*Work required*.
Of the lines in the records that follow, how many include the word "page"? Answer with a bare number.

[Saved data entries]

- - -

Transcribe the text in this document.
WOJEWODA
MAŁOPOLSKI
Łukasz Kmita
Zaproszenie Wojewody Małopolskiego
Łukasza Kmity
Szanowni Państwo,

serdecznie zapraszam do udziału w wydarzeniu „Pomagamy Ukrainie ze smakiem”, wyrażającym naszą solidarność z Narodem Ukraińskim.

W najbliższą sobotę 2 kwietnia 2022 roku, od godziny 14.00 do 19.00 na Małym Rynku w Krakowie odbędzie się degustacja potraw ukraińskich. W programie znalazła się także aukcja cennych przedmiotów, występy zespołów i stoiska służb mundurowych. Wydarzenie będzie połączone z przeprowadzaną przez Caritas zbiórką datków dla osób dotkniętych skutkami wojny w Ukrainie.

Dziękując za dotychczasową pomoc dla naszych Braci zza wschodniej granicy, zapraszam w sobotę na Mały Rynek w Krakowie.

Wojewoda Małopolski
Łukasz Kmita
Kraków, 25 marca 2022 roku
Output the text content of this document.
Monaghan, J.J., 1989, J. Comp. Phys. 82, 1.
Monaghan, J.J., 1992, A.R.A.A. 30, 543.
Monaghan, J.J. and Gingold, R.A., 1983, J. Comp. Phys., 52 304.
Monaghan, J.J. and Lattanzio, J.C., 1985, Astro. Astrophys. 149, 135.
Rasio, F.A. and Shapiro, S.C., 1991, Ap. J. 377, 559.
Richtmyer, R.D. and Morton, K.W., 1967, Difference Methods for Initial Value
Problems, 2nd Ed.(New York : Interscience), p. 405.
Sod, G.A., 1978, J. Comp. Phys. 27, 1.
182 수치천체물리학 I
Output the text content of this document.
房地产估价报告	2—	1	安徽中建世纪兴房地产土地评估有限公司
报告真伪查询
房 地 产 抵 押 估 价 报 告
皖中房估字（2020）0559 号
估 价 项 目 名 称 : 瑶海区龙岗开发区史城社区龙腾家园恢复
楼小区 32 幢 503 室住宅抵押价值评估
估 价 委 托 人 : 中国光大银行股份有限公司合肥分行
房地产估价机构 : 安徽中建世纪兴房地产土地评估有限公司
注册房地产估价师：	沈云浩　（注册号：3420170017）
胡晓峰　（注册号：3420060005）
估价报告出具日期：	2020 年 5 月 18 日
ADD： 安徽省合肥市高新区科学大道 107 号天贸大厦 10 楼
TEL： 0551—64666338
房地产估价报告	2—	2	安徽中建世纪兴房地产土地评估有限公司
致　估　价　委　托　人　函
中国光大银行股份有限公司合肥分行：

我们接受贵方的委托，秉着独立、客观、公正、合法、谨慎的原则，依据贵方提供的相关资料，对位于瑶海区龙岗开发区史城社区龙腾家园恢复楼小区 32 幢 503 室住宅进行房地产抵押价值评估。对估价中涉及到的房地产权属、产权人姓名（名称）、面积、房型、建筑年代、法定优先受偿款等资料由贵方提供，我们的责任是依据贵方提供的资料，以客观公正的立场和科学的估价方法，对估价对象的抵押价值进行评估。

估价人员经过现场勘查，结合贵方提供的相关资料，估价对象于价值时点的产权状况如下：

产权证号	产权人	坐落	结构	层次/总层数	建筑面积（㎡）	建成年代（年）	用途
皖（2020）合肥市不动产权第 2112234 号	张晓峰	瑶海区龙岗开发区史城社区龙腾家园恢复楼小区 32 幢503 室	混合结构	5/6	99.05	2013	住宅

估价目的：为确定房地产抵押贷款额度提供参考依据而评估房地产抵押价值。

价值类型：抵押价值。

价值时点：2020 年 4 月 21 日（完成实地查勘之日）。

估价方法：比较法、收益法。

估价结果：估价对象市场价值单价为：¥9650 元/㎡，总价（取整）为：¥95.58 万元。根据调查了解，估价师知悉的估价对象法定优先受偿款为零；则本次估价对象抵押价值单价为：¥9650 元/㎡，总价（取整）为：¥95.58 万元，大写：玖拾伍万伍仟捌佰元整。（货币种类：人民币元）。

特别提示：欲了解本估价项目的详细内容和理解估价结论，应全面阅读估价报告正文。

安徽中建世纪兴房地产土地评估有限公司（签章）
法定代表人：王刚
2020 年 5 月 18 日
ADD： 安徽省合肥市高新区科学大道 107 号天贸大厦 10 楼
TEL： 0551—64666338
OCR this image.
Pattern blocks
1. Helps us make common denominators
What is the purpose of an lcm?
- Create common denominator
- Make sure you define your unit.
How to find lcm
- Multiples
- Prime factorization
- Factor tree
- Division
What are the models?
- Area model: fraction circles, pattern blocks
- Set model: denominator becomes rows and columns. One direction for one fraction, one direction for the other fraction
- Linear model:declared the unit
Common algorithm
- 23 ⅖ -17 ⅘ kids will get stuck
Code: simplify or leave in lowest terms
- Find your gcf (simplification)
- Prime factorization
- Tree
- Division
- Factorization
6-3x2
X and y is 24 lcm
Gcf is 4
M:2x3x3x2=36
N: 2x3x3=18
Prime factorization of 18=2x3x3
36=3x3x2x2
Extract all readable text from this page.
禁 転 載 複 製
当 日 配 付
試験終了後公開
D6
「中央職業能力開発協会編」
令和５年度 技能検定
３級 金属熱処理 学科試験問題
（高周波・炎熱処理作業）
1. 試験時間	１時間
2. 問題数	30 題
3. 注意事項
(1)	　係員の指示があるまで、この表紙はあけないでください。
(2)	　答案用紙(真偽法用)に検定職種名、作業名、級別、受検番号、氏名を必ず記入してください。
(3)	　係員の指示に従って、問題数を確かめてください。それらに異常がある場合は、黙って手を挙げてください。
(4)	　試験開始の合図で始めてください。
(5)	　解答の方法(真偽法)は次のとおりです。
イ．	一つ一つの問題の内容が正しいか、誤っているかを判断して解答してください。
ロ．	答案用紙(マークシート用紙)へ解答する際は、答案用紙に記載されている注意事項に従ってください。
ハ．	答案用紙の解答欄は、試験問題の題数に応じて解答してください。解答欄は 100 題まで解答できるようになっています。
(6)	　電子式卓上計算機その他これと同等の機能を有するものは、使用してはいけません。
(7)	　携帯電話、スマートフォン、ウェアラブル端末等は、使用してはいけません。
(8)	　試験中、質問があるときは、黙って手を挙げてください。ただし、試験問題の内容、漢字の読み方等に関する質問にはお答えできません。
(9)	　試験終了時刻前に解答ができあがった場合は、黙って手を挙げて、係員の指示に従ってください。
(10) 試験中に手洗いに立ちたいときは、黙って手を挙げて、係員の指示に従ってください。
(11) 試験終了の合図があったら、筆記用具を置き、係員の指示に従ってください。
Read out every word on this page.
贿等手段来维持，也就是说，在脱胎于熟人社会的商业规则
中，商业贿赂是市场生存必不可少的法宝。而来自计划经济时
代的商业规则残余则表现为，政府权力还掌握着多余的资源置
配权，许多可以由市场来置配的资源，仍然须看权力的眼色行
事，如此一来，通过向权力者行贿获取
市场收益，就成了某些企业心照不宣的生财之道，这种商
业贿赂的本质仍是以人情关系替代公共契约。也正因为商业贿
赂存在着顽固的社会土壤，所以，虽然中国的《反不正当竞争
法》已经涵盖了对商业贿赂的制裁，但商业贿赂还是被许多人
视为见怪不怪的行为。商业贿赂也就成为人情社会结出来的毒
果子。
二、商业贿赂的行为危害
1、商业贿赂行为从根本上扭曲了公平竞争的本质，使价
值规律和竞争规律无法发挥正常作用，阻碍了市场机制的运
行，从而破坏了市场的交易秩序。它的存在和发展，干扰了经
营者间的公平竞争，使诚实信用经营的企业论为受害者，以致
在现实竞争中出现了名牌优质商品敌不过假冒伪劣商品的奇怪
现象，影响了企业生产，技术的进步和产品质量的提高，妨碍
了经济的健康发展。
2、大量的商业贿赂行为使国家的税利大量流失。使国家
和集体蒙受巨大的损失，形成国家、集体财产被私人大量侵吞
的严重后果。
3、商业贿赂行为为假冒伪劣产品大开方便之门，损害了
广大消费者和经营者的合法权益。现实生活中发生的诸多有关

- - -

*Answer to this task*.
2